5 Defendant contends that because AGME required that members establish a capital
account as security for the members' payment of product, AGME formed a security agreement,
within the scope of 11 M.R.S. § 9-1101 et seq. According to Defendant, because AGME had
possession of the collateral (i.e., the proceeds/credit) pledged as security, 11 M.R.S. § 9-1207
applies. Pursuant to § 9-1207, "a secured party having possession of collateral or control of
collateral ... (a) shall apply money or funds received from the collateral to reduce the secured
obligation, unless remitted to the debtor." Defendant thus argues that before any funds in a
member's capital account is paid to AGME, the funds must first be used to reduce the amount of
the member's account receivable.
Here, the terms of the Bylaws might suggest that the capital account represents an equity
investment in AGME, the record before the Court is not limited to the Bylaws. The record also
includes evidence of the history of AGME's management of the capital accounts, including the
evidence upon which Defendant relies to support its contention that the accounts in fact represent
debt that AGME owes to Defendant. For instance, Defendant notes that AGME routinely
applied capital deposits as a set off against the members' accounts receivable. In addition,
Defendant has provided record evidence of communications between AGME and members,
which communications suggest that AGME, without condition, would credit a member's account
receivable with the balance of the member's capital account. While the Court has not discussed
with specificity the evidence that each party has cited, the Court is convinced that factual issues,
such as those identified herein, must be resolved in order to determine the nature of the capital
accounts and the relationship between the capital accounts and the accounts receivable.
ii. Recoupment
The Receiver also argues that Defendant does not have a right to recoupment. The
defense of "recoupment is a reduction of part of the plaintiff's damages because of a right in the
6 defendant arising out of the same transaction." Cheung v. Wu, 2008 ME 131, ~ 3, 955 A.2d 746
(quoting Mundaca Inv. Corp. v. Emery, 674 A.2d 923, 925 n.4 (Me. 1996)). According to the
Receiver, Defendant's indebtedness arises out of the AGME's sale products, and there is no
other activity as part of that transaction. Thus, the Receiver contends, Defendant is not entitled
to recoupment.

GIVEN INSTRUCTION A: In the court opinion excerpt, what does Defendant note that AGME routinely did with capital deposits?

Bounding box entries

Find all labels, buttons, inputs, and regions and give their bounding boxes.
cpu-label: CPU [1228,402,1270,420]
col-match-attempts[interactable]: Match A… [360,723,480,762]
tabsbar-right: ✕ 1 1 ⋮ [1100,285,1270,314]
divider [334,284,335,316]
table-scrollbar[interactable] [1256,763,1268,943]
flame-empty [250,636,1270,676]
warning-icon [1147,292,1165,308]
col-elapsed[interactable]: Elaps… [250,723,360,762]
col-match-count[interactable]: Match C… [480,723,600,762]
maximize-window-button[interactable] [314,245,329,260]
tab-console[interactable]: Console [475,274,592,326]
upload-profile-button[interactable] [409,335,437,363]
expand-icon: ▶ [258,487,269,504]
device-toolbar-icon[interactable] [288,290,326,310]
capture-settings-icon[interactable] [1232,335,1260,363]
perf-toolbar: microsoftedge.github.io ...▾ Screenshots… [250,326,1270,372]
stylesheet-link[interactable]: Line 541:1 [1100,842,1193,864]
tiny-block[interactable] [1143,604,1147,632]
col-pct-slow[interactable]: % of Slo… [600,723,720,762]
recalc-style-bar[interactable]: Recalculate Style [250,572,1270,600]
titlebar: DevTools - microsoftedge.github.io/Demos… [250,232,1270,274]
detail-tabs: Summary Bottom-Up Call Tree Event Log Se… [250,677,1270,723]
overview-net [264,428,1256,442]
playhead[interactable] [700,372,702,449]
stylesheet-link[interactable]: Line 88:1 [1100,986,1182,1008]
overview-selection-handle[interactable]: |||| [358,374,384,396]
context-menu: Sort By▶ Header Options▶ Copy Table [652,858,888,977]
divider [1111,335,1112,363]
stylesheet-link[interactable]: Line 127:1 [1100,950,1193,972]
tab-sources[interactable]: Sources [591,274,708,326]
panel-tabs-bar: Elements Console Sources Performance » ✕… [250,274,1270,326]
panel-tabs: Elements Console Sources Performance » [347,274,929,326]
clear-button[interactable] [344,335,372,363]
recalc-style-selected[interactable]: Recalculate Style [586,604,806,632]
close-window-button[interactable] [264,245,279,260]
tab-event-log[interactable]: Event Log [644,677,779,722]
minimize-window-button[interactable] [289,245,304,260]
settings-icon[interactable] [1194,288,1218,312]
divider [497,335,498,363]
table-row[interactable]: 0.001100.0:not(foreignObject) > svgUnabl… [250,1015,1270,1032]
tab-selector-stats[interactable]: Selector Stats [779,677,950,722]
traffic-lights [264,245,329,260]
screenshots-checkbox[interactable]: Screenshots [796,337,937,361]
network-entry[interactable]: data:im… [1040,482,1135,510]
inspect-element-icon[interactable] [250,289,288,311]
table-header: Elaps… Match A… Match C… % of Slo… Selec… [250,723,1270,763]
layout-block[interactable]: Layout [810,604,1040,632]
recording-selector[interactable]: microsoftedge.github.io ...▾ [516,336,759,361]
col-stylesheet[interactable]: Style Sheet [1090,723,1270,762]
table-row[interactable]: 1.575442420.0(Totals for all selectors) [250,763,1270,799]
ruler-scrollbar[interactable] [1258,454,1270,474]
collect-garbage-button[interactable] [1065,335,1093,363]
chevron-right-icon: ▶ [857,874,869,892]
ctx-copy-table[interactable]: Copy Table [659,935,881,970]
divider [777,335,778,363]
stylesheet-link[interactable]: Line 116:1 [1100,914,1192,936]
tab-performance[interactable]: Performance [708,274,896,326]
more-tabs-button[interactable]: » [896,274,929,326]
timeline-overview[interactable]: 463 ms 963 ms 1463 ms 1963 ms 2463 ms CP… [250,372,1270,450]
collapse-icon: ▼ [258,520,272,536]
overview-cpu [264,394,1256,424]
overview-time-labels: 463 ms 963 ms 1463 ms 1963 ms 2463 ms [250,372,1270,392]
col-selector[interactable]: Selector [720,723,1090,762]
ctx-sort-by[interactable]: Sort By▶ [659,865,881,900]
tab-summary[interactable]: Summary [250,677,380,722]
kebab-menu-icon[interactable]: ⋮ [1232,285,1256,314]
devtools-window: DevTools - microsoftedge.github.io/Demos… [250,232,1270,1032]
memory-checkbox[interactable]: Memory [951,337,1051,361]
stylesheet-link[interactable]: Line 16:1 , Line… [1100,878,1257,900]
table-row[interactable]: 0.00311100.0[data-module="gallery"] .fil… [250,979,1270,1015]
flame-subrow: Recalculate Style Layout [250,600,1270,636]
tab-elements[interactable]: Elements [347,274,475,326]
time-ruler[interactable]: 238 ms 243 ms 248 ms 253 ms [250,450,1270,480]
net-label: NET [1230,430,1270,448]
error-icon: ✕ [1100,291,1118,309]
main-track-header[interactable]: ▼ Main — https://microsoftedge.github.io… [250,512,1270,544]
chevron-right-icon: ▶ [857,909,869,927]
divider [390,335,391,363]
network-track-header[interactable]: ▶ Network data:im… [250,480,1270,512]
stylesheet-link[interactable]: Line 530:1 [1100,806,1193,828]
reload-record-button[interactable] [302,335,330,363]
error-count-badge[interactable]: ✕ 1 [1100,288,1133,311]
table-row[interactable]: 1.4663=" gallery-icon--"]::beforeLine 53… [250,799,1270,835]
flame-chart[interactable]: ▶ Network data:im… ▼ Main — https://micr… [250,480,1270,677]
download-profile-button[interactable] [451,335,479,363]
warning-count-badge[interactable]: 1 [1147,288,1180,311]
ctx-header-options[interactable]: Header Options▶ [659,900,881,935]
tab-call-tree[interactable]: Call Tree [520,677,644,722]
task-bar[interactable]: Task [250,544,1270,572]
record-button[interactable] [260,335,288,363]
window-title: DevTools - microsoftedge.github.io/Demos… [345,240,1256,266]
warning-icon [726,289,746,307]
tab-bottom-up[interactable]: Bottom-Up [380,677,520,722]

GIVEN INSTRUCTION B: Write out the bounding box entries word for word, beginning at the first line of the records and stopping after the line that contains "col-match-count[interactable]: Match C…".

EXERCISE SOLUTION A: AGME routinely applied capital deposits as a set off against the members' accounts receivable.

EXERCISE SOLUTION B:
Find all labels, buttons, inputs, and regions and give their bounding boxes.
cpu-label: CPU [1228,402,1270,420]
col-match-attempts[interactable]: Match A… [360,723,480,762]
tabsbar-right: ✕ 1 1 ⋮ [1100,285,1270,314]
divider [334,284,335,316]
table-scrollbar[interactable] [1256,763,1268,943]
flame-empty [250,636,1270,676]
warning-icon [1147,292,1165,308]
col-elapsed[interactable]: Elaps… [250,723,360,762]
col-match-count[interactable]: Match C… [480,723,600,762]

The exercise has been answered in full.